== TASK INPUT ==

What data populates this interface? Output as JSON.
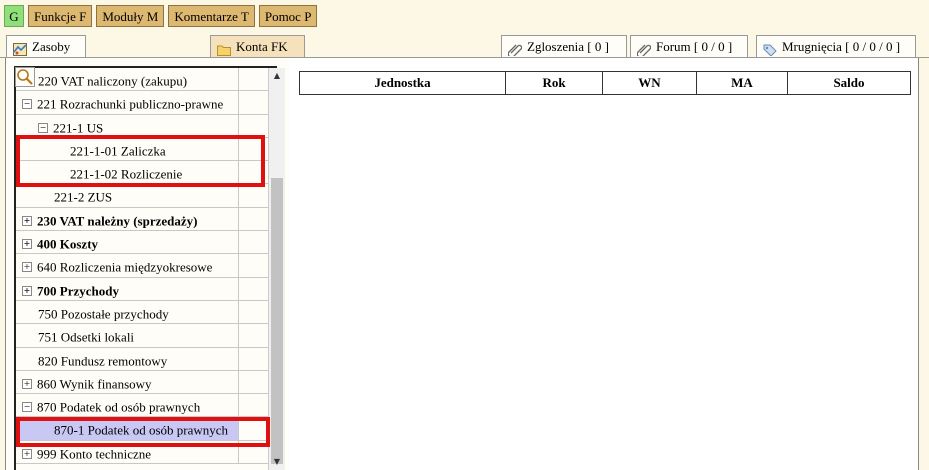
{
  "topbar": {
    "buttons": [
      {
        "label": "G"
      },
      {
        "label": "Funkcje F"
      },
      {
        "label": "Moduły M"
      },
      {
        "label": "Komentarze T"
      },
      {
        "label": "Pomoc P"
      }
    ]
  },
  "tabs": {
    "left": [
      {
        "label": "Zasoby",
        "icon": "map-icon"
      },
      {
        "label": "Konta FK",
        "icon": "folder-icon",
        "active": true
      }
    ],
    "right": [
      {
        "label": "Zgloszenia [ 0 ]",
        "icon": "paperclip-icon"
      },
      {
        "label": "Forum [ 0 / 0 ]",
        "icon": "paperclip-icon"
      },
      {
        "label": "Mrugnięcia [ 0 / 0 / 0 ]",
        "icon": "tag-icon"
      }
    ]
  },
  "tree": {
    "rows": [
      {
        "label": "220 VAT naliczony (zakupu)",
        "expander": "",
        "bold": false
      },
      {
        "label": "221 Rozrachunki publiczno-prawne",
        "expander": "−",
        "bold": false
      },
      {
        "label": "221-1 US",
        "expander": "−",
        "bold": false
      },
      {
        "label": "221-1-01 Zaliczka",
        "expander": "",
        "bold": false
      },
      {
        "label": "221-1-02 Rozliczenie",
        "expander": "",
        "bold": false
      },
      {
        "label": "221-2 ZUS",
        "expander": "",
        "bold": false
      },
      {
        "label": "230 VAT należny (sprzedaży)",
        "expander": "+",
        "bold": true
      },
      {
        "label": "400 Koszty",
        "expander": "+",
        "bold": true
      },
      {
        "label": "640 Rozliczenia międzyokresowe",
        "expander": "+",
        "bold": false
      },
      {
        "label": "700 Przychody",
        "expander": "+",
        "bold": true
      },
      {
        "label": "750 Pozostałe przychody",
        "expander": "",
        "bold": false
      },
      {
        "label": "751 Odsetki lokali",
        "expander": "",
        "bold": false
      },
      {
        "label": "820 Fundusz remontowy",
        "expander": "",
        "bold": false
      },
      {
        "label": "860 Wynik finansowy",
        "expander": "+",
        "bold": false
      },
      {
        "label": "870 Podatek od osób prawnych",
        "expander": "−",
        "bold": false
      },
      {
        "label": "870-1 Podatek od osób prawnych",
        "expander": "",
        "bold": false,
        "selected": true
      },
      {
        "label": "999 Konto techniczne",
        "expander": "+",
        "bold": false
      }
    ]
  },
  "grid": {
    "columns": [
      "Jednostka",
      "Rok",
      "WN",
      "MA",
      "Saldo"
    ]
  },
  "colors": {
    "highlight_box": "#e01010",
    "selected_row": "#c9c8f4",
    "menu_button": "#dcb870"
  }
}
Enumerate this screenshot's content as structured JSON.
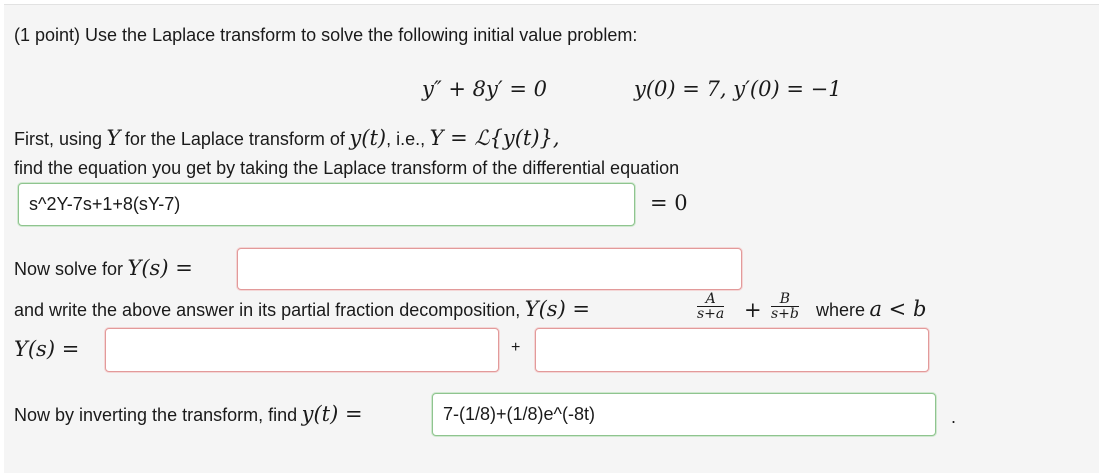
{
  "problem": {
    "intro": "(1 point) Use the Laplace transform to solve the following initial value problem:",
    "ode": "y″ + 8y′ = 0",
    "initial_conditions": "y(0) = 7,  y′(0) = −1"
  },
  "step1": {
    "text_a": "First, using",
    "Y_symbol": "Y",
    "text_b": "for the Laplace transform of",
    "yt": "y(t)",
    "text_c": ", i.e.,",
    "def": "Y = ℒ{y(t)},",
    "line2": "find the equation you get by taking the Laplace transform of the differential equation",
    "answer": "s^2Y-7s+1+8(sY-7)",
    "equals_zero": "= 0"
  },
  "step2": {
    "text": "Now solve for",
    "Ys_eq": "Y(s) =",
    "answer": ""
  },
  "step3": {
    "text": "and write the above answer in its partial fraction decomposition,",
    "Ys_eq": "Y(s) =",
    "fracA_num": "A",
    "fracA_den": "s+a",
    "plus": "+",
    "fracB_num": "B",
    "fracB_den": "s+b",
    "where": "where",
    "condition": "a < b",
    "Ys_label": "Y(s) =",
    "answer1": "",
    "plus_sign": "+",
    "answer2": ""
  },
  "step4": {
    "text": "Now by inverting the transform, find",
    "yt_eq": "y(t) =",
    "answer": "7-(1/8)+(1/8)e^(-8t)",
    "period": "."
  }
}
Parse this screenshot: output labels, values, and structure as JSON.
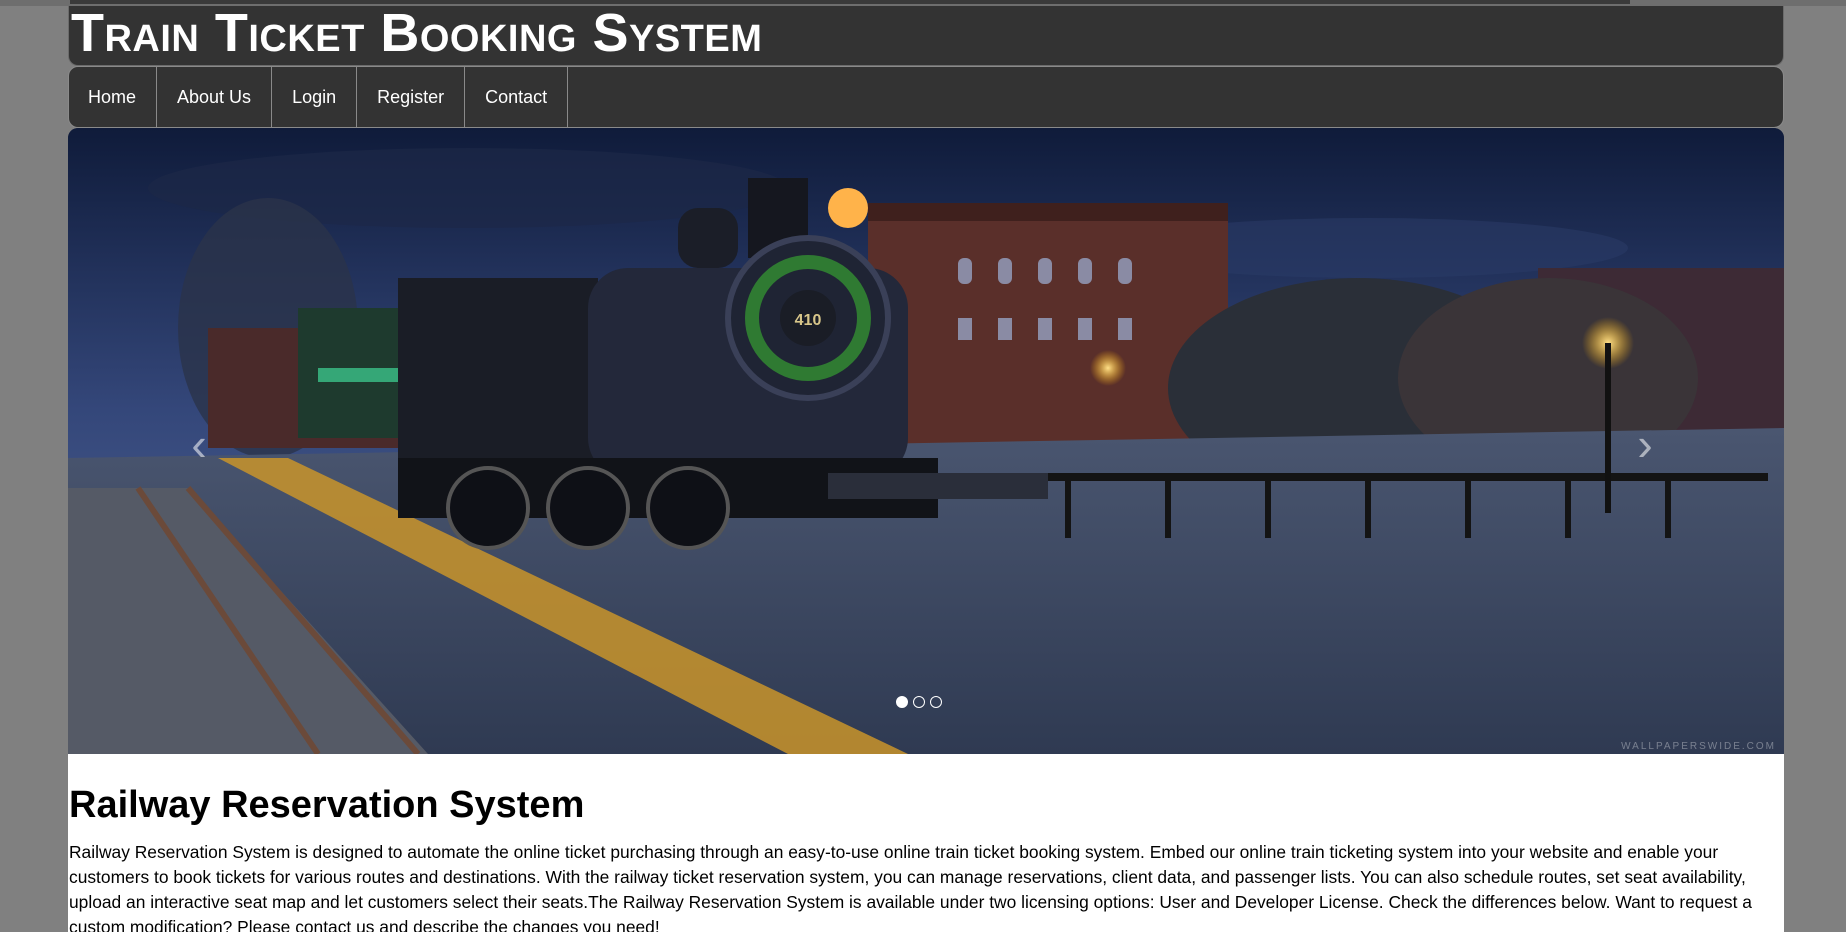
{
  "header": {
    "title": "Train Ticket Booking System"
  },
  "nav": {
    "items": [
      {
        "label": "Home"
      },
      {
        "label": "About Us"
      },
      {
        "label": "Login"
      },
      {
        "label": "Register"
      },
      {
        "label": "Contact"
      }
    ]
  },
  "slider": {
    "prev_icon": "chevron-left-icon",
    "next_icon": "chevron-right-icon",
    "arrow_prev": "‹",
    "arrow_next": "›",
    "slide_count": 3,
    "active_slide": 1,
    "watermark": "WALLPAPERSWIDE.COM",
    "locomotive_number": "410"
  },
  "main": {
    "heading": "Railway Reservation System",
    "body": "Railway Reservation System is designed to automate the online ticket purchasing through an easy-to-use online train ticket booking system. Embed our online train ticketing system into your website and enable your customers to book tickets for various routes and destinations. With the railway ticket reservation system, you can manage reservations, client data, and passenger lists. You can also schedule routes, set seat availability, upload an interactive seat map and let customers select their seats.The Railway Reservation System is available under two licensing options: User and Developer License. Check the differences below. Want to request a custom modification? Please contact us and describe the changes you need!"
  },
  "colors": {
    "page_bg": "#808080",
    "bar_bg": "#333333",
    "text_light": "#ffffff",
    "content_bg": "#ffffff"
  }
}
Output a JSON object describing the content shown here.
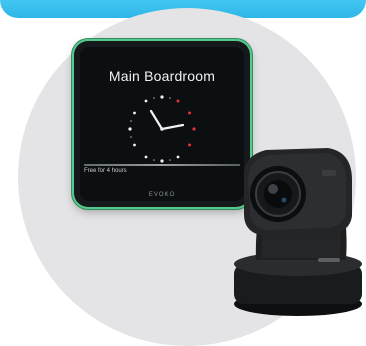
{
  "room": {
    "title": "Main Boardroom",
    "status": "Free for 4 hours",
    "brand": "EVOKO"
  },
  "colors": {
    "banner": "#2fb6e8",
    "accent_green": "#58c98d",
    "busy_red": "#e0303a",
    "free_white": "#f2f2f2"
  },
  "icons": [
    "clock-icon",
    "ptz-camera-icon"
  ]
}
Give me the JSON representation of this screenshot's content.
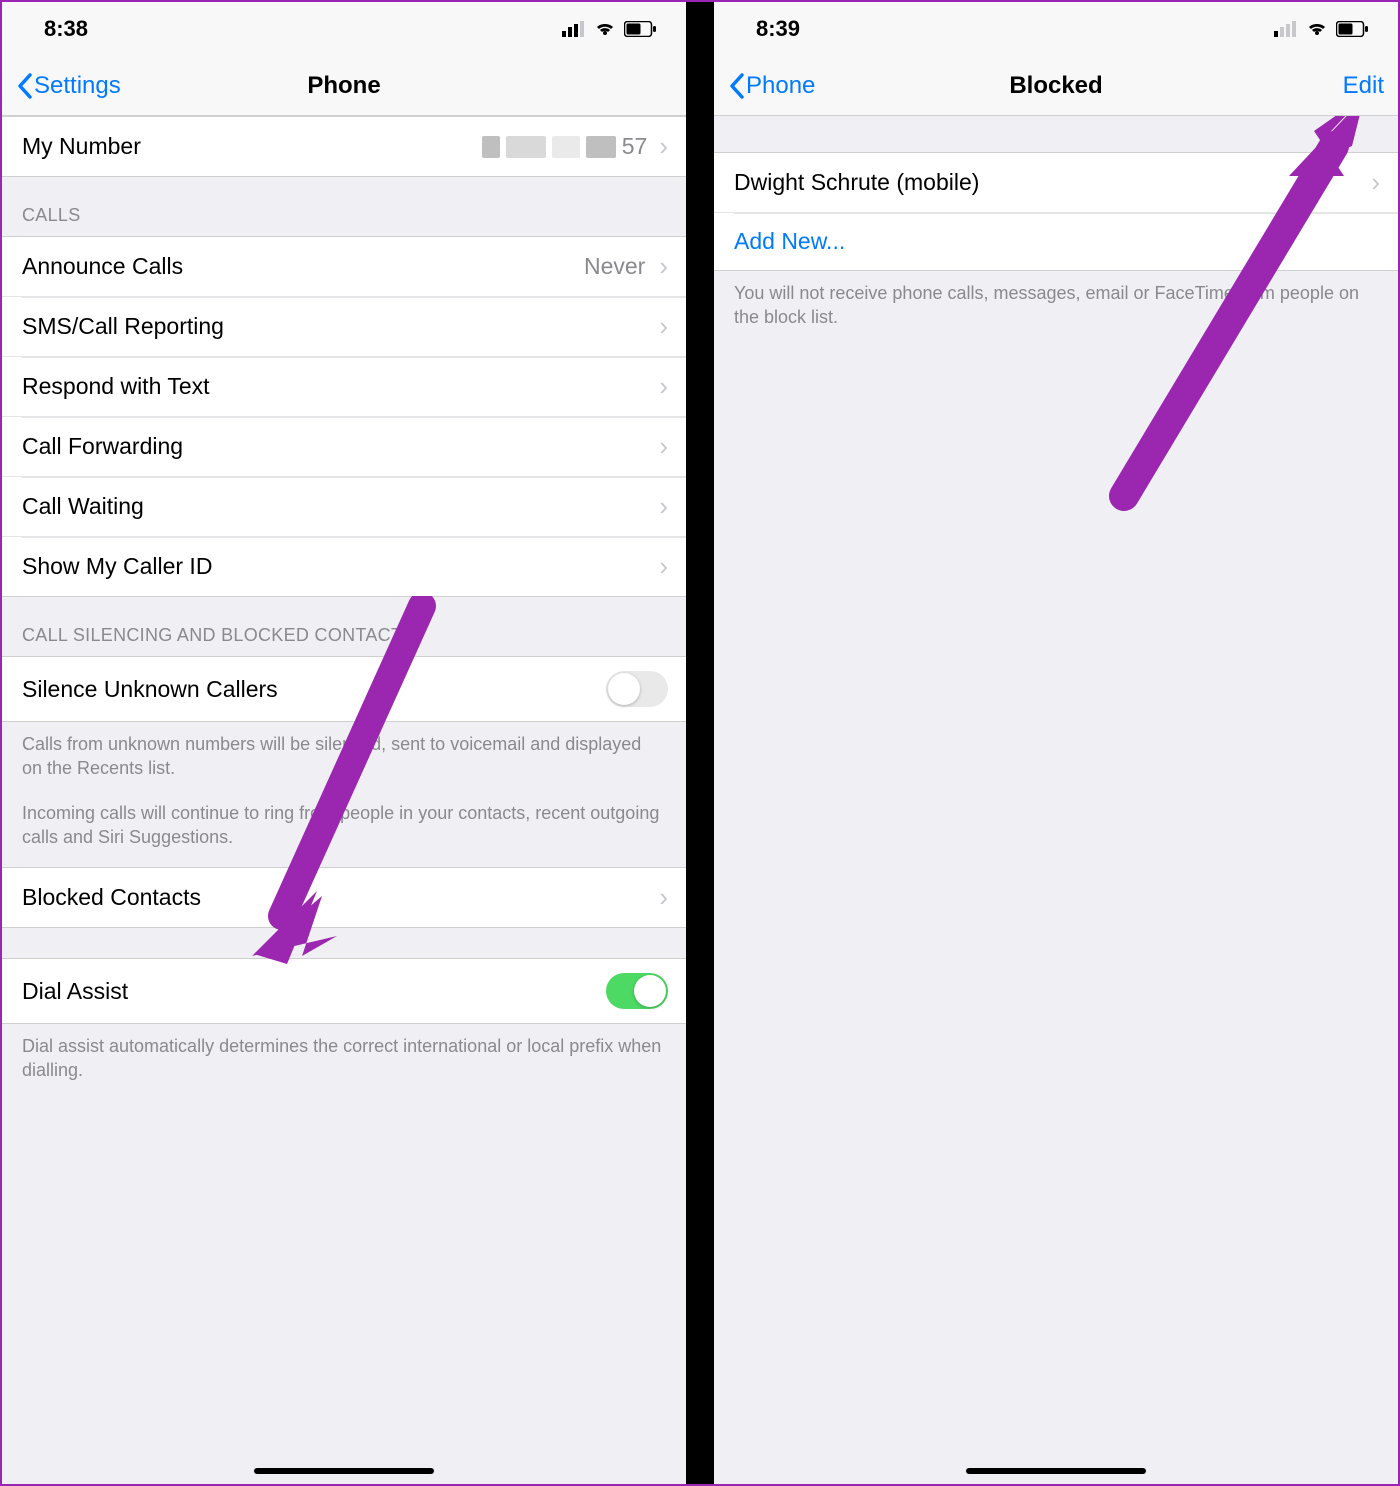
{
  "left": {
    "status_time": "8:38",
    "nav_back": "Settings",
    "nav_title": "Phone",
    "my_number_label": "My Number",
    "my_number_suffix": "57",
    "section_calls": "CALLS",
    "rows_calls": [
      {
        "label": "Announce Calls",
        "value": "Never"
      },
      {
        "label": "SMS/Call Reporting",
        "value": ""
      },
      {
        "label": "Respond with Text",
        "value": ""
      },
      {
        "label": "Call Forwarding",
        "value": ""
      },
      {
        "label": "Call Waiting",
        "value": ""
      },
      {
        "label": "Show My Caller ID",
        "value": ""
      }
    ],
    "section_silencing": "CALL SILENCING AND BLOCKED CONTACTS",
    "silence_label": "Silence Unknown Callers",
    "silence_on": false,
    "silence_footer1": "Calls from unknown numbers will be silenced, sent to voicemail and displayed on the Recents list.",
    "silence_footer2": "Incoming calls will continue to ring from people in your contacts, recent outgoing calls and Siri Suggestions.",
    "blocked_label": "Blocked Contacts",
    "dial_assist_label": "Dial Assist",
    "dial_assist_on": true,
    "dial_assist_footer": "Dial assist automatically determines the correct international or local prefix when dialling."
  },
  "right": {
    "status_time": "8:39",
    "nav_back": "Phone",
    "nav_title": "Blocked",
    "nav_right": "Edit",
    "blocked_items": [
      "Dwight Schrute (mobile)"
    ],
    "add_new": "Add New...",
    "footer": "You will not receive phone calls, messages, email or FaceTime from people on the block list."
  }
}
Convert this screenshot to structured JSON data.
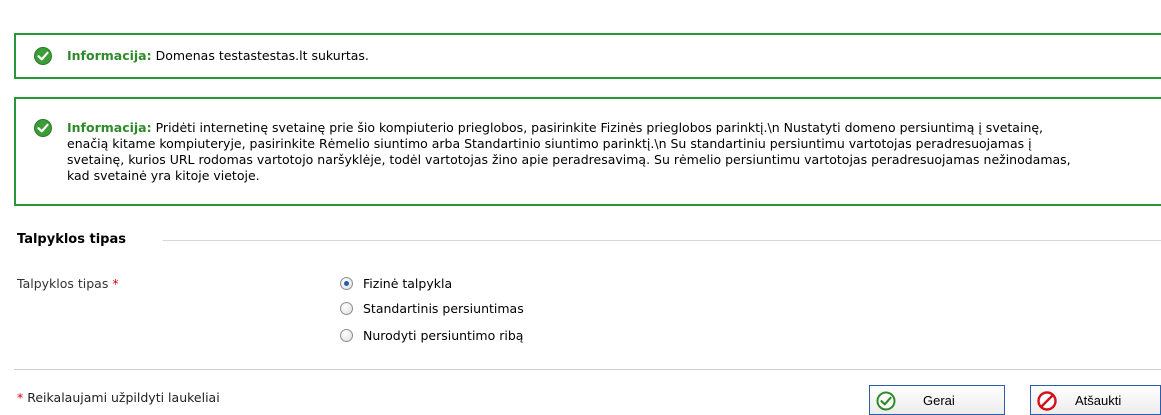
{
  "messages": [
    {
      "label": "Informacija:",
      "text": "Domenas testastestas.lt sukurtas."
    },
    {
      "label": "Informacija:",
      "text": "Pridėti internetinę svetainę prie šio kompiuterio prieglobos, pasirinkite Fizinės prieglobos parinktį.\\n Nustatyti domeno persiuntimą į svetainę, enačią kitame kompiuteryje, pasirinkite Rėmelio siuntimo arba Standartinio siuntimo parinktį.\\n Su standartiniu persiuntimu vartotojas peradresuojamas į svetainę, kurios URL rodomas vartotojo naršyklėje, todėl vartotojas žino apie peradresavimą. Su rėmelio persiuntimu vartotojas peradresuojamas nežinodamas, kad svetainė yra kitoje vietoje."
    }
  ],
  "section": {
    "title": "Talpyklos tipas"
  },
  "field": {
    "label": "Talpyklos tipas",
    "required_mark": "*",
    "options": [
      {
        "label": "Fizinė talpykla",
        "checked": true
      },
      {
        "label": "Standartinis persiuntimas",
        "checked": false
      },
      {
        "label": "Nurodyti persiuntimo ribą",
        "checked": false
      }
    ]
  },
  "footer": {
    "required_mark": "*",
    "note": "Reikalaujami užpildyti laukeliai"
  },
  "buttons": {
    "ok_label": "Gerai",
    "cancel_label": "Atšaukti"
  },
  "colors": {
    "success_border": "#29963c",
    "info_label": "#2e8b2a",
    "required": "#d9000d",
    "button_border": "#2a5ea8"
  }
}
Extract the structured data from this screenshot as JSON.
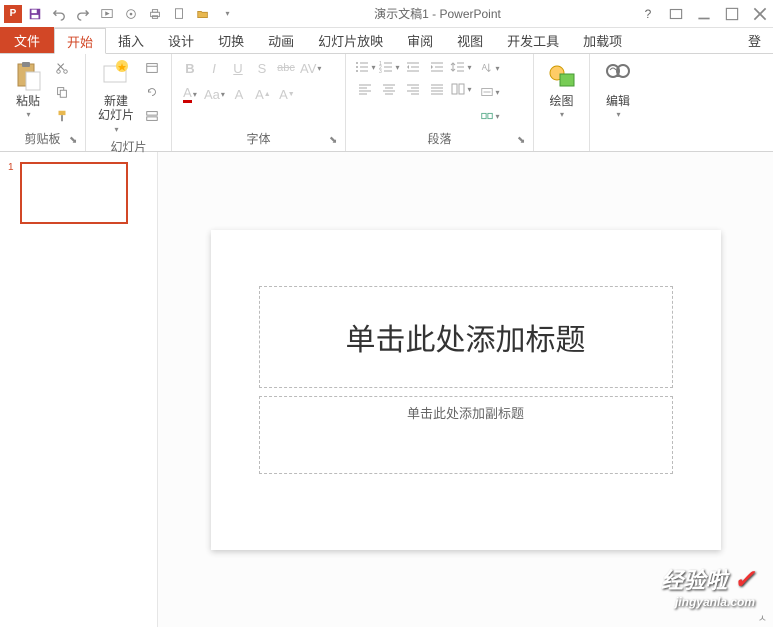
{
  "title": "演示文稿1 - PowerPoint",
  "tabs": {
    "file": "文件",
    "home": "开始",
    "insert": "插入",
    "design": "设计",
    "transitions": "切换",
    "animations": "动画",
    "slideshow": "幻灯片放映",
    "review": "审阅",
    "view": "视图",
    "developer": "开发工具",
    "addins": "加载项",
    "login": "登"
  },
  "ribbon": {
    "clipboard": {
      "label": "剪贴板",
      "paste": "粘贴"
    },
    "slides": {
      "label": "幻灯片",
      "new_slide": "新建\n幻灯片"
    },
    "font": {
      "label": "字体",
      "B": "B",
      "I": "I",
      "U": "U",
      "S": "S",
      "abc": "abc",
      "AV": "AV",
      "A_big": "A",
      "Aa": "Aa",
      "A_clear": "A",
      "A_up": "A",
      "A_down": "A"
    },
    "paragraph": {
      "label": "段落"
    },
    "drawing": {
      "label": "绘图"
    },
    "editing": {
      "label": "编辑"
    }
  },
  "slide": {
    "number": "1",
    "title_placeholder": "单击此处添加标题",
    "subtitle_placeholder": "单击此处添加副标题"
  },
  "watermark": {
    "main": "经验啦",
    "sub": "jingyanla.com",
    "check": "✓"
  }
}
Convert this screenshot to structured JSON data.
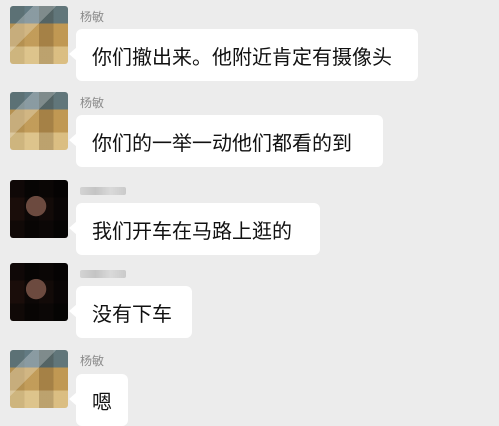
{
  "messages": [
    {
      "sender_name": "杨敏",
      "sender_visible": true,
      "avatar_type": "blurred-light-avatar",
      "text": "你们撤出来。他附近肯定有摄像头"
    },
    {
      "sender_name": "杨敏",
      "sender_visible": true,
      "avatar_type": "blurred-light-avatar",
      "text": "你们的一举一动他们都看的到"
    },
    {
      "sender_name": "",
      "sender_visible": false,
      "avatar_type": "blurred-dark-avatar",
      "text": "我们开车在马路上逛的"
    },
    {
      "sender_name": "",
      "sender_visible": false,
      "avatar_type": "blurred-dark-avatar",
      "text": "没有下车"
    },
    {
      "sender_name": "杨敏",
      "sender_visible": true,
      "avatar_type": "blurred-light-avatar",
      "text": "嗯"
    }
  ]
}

===

* _DIRECTIONS FOR THIS TASK_: From the listing above, collect every line that mentions the word "solve".

* _THE OUTPUT_:
    "intro": "(1 point) Use the Laplace transform to solve the following initial value problem:",
    "text": "Now solve for",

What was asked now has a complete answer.